## Stated goal
Go through the records and give each one again exactly.

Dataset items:
++++++

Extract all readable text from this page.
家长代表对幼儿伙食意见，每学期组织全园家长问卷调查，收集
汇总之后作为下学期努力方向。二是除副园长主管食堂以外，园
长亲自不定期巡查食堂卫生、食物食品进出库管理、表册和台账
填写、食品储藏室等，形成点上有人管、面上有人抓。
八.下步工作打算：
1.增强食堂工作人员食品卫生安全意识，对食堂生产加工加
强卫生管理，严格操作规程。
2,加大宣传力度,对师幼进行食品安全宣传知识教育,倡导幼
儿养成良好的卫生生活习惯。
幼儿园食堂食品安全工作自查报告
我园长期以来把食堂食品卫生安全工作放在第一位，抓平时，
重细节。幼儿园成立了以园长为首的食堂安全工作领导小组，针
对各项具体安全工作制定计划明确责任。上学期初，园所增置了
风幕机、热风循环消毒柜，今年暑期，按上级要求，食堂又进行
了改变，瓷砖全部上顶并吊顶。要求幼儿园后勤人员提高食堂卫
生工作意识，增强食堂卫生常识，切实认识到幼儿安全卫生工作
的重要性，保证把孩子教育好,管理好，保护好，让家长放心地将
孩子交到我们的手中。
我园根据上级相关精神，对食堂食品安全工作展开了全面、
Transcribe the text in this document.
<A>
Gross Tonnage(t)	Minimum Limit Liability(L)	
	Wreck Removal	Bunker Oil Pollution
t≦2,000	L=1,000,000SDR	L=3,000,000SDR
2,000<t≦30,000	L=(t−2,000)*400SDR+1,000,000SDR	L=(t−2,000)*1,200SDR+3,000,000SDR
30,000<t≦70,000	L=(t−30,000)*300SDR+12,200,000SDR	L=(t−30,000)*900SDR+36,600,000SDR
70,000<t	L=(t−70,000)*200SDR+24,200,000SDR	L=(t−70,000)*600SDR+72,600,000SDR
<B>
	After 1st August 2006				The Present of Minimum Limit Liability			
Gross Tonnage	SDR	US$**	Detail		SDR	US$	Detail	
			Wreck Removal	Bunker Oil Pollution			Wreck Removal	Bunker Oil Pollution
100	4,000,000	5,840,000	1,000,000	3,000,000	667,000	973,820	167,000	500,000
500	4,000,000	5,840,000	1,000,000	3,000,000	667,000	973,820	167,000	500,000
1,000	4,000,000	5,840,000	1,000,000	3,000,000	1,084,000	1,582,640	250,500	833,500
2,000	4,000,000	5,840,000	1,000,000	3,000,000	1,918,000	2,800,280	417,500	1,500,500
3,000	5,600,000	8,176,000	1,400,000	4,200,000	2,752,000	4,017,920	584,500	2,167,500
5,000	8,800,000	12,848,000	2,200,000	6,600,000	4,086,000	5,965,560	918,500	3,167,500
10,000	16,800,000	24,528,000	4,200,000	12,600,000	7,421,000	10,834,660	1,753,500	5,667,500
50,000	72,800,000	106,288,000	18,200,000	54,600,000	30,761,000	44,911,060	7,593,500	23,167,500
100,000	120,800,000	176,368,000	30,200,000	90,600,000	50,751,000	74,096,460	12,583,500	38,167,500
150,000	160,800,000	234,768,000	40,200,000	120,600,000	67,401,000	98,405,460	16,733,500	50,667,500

++++++

## Completed task
Extract all readable text from this page.
家长代表对幼儿伙食意见，每学期组织全园家长问卷调查，收集
汇总之后作为下学期努力方向。二是除副园长主管食堂以外，园
长亲自不定期巡查食堂卫生、食物食品进出库管理、表册和台账
填写、食品储藏室等，形成点上有人管、面上有人抓。
八.下步工作打算：
1.增强食堂工作人员食品卫生安全意识，对食堂生产加工加
强卫生管理，严格操作规程。
2,加大宣传力度,对师幼进行食品安全宣传知识教育,倡导幼
儿养成良好的卫生生活习惯。
幼儿园食堂食品安全工作自查报告
我园长期以来把食堂食品卫生安全工作放在第一位，抓平时，
重细节。幼儿园成立了以园长为首的食堂安全工作领导小组，针
对各项具体安全工作制定计划明确责任。上学期初，园所增置了
风幕机、热风循环消毒柜，今年暑期，按上级要求，食堂又进行
了改变，瓷砖全部上顶并吊顶。要求幼儿园后勤人员提高食堂卫
生工作意识，增强食堂卫生常识，切实认识到幼儿安全卫生工作
的重要性，保证把孩子教育好,管理好，保护好，让家长放心地将
孩子交到我们的手中。
我园根据上级相关精神，对食堂食品安全工作展开了全面、
Transcribe the text in this document.
<A>
Gross Tonnage(t)	Minimum Limit Liability(L)	
	Wreck Removal	Bunker Oil Pollution
t≦2,000	L=1,000,000SDR	L=3,000,000SDR
2,000<t≦30,000	L=(t−2,000)*400SDR+1,000,000SDR	L=(t−2,000)*1,200SDR+3,000,000SDR
30,000<t≦70,000	L=(t−30,000)*300SDR+12,200,000SDR	L=(t−30,000)*900SDR+36,600,000SDR
70,000<t	L=(t−70,000)*200SDR+24,200,000SDR	L=(t−70,000)*600SDR+72,600,000SDR
<B>
	After 1st August 2006				The Present of Minimum Limit Liability			
Gross Tonnage	SDR	US$**	Detail		SDR	US$	Detail	
			Wreck Removal	Bunker Oil Pollution			Wreck Removal	Bunker Oil Pollution
100	4,000,000	5,840,000	1,000,000	3,000,000	667,000	973,820	167,000	500,000
500	4,000,000	5,840,000	1,000,000	3,000,000	667,000	973,820	167,000	500,000
1,000	4,000,000	5,840,000	1,000,000	3,000,000	1,084,000	1,582,640	250,500	833,500
2,000	4,000,000	5,840,000	1,000,000	3,000,000	1,918,000	2,800,280	417,500	1,500,500
3,000	5,600,000	8,176,000	1,400,000	4,200,000	2,752,000	4,017,920	584,500	2,167,500
5,000	8,800,000	12,848,000	2,200,000	6,600,000	4,086,000	5,965,560	918,500	3,167,500
10,000	16,800,000	24,528,000	4,200,000	12,600,000	7,421,000	10,834,660	1,753,500	5,667,500
50,000	72,800,000	106,288,000	18,200,000	54,600,000	30,761,000	44,911,060	7,593,500	23,167,500
100,000	120,800,000	176,368,000	30,200,000	90,600,000	50,751,000	74,096,460	12,583,500	38,167,500
150,000	160,800,000	234,768,000	40,200,000	120,600,000	67,401,000	98,405,460	16,733,500	50,667,500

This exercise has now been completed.